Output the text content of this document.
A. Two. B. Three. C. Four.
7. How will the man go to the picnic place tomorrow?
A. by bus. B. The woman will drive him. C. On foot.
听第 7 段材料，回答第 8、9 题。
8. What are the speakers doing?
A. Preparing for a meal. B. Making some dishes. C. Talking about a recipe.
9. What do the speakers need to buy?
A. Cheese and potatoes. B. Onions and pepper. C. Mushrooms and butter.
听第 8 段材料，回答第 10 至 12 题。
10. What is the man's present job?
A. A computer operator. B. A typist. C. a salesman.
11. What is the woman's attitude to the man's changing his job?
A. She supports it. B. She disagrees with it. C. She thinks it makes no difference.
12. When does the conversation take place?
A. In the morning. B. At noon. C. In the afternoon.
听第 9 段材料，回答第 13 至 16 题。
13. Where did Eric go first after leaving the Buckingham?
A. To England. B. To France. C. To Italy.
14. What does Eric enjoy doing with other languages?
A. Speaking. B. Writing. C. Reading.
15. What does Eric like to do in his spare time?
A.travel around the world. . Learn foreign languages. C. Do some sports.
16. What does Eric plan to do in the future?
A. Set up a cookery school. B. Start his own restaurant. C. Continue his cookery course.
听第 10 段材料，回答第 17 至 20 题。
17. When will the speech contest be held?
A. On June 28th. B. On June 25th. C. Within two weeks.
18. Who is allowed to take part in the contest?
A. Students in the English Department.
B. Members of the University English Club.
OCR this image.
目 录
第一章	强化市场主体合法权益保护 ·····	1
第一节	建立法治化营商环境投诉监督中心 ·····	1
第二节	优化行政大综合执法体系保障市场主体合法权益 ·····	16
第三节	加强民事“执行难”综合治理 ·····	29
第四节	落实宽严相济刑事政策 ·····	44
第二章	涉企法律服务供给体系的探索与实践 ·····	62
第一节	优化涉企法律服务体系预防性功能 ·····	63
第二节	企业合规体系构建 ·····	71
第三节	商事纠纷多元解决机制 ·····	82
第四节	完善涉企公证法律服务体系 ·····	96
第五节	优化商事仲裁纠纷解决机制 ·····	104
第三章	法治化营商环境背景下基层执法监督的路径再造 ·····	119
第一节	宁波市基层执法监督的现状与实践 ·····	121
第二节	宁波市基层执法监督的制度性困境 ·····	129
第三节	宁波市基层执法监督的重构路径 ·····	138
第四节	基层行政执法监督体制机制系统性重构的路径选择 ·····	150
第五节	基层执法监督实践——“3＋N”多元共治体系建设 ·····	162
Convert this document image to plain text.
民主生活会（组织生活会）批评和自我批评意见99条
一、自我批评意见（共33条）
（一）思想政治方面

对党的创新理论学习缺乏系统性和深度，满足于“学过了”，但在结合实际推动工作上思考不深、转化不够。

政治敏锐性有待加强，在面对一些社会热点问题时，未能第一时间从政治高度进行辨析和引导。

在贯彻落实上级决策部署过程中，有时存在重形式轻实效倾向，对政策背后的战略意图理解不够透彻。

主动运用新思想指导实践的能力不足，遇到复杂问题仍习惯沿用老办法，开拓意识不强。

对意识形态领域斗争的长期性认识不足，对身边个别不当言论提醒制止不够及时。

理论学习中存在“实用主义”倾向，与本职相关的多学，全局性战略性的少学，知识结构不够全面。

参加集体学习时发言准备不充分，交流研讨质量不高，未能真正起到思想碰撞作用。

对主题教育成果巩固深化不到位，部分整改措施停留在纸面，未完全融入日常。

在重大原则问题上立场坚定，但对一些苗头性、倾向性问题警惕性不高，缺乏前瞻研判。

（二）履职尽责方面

(PROBLEM)
Go through the records and copy each line with "place" in it.

(ANSWER)
7. How will the man go to the picnic place tomorrow?
12. When does the conversation take place?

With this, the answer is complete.